● **Exercise directions**: Search the data below for the word "icon" and copy each line that holds it.

## Begin

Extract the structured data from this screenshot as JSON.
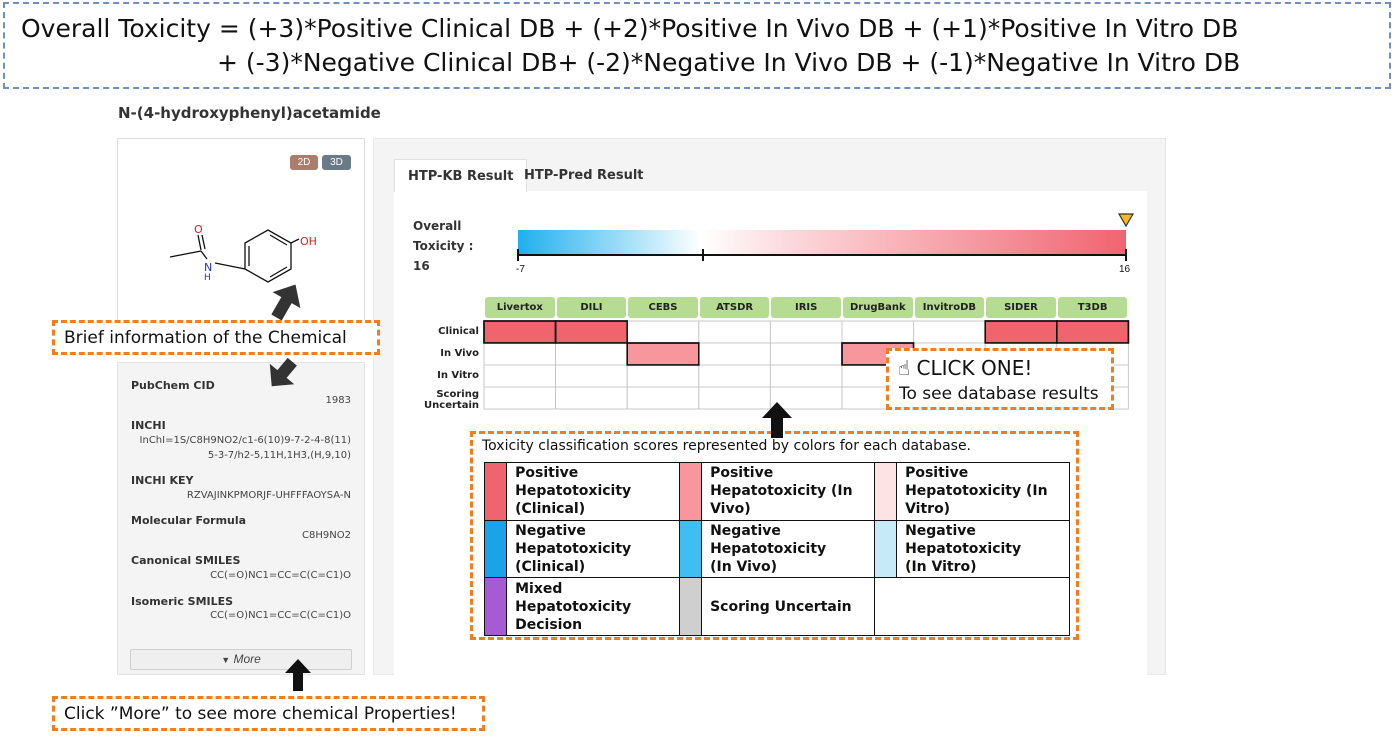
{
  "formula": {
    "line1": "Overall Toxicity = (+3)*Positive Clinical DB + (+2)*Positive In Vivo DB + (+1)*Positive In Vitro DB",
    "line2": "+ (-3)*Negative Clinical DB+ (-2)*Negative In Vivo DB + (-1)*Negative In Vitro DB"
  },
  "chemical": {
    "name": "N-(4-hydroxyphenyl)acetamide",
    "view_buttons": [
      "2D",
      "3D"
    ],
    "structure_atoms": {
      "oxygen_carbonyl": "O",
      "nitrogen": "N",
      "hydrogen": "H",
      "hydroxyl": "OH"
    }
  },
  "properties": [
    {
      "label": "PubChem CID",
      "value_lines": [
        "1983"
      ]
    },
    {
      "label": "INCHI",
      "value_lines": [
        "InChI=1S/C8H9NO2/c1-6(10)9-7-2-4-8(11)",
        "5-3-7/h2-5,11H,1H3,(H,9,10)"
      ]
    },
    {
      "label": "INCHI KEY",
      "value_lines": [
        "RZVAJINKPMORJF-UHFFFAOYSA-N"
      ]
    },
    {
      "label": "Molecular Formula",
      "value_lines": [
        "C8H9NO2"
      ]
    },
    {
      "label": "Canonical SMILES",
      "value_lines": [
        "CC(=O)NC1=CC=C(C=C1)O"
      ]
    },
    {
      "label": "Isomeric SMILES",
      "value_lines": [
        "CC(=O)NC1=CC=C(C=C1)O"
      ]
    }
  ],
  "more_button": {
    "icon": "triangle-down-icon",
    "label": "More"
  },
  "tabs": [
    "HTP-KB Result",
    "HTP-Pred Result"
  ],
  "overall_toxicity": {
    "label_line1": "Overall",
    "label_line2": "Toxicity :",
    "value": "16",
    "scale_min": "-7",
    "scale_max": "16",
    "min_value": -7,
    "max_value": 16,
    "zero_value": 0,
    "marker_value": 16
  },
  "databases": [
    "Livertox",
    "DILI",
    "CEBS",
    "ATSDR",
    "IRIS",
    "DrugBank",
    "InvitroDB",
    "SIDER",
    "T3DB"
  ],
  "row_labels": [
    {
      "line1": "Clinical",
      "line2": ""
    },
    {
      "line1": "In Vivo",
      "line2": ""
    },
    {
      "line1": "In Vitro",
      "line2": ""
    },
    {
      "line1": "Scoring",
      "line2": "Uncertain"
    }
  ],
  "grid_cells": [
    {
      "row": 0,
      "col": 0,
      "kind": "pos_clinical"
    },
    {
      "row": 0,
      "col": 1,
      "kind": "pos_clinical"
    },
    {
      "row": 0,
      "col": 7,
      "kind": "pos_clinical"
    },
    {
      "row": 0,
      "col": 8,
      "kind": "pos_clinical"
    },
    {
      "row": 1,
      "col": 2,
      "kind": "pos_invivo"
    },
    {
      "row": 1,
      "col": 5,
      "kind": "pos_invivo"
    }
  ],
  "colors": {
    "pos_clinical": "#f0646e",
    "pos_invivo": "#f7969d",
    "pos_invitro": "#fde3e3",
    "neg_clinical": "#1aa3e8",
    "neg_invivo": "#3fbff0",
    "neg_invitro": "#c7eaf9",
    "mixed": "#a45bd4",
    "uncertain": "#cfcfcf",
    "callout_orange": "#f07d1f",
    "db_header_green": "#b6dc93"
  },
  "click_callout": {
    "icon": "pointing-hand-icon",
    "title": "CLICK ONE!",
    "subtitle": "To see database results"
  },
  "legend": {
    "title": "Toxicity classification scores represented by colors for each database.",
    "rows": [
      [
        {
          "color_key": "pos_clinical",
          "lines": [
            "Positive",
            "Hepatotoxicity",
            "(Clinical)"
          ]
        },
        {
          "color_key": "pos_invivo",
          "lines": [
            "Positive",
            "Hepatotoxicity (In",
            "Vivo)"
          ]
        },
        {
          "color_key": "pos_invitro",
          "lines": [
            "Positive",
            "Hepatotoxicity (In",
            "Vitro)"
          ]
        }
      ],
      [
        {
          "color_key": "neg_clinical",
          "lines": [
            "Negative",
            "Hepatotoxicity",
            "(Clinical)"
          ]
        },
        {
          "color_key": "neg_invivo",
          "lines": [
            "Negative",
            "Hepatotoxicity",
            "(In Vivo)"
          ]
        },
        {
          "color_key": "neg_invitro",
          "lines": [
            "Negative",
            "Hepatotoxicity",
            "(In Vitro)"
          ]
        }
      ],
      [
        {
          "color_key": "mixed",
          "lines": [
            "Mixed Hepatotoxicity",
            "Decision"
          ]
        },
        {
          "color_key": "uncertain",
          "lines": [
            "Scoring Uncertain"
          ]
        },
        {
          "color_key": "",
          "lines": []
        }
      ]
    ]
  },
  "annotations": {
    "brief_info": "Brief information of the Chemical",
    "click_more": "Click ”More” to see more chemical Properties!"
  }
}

## End
## Begin

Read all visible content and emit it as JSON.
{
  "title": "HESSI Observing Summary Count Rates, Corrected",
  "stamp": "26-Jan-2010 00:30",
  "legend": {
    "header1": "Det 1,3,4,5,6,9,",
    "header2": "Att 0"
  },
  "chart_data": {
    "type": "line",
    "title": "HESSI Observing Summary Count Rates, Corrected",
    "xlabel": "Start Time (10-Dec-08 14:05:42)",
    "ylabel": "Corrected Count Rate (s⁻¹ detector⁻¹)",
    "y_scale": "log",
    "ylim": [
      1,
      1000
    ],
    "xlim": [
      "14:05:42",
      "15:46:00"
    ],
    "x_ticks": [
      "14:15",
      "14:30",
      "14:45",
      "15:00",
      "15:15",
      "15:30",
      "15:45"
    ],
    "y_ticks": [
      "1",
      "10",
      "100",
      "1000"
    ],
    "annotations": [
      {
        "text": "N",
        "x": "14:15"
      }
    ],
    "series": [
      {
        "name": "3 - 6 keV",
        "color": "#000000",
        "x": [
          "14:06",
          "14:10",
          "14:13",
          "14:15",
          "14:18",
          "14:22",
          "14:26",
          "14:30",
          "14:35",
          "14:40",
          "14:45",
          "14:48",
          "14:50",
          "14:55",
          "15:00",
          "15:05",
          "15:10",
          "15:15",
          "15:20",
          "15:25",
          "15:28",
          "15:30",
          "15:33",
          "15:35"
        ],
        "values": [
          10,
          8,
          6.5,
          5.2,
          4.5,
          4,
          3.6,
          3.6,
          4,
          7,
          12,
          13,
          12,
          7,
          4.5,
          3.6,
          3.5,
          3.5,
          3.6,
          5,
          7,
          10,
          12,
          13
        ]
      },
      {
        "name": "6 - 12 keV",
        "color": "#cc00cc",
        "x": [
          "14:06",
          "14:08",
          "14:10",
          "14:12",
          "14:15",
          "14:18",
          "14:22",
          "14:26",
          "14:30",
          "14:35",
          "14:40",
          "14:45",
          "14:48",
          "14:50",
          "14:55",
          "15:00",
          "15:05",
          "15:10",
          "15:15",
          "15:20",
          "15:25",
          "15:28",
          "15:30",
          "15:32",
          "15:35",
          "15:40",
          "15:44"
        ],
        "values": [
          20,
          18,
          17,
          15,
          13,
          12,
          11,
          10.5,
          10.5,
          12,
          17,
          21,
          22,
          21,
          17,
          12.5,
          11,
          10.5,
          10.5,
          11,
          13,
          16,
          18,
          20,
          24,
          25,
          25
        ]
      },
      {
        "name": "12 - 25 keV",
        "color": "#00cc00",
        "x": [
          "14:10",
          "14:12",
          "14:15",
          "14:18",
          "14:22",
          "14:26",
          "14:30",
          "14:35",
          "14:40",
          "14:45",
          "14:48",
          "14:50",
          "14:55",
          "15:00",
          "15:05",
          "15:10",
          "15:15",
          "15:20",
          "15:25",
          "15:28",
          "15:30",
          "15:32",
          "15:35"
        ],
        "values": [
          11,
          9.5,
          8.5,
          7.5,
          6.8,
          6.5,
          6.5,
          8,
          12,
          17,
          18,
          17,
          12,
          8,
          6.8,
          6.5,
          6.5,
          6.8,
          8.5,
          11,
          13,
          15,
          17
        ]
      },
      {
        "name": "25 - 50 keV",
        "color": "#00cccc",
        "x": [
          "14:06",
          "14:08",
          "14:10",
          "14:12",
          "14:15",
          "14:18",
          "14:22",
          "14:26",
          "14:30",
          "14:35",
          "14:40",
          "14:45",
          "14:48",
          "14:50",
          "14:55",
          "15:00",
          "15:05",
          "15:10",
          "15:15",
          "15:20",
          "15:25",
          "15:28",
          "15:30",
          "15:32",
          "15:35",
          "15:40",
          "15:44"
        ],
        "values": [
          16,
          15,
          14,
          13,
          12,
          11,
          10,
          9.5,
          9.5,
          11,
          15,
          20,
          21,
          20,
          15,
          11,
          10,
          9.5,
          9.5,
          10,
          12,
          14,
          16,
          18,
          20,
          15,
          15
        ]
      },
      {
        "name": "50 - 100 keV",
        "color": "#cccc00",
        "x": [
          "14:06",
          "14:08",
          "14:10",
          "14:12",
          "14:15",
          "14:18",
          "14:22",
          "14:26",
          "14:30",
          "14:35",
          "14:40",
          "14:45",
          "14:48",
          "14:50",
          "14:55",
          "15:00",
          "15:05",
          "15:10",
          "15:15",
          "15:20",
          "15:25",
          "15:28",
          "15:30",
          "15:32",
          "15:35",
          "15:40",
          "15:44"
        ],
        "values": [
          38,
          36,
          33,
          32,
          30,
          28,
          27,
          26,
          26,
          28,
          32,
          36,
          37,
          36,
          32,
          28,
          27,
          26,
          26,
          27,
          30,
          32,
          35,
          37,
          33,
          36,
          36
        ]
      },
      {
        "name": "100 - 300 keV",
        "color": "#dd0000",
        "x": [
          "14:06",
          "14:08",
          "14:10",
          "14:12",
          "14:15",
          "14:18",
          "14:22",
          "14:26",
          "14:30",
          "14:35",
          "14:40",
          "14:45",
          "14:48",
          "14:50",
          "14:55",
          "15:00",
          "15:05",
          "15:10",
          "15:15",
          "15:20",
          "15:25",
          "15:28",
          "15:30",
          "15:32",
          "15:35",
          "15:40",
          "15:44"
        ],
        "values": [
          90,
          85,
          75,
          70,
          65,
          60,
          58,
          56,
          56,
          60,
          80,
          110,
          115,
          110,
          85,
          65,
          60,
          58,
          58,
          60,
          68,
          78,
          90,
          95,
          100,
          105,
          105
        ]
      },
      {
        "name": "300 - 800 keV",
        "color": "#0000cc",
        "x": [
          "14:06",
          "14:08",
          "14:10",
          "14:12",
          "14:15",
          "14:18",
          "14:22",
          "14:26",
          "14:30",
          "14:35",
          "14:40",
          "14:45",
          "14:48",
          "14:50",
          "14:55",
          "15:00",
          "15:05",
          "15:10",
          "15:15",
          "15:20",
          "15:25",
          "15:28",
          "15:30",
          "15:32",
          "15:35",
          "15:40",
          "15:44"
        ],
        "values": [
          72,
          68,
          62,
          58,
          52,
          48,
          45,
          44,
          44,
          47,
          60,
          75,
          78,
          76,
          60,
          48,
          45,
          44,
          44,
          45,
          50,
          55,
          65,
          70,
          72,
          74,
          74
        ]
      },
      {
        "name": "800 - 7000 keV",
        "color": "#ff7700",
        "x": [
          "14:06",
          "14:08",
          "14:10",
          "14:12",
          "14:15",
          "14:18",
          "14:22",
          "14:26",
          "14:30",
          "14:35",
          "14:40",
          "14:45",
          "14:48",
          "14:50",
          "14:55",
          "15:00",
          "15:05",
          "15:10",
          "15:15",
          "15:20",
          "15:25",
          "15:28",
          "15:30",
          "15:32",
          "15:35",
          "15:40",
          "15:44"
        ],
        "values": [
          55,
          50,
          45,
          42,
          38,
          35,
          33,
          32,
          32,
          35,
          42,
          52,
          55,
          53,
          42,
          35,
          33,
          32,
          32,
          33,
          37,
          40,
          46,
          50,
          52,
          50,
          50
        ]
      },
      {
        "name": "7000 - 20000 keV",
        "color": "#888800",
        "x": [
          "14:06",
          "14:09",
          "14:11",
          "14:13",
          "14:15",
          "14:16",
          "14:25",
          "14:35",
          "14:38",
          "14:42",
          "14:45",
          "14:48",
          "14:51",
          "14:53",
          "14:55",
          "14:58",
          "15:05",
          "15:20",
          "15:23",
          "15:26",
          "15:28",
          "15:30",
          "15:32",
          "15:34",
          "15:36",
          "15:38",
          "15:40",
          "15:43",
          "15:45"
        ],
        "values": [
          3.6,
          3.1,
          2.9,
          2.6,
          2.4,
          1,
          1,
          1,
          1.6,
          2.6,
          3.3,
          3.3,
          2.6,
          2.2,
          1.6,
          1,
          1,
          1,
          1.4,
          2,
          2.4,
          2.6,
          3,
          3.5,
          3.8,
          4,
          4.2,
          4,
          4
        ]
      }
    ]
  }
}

## End

● **Task result**:
    "icon": "triangle-down-icon",
    "icon": "pointing-hand-icon",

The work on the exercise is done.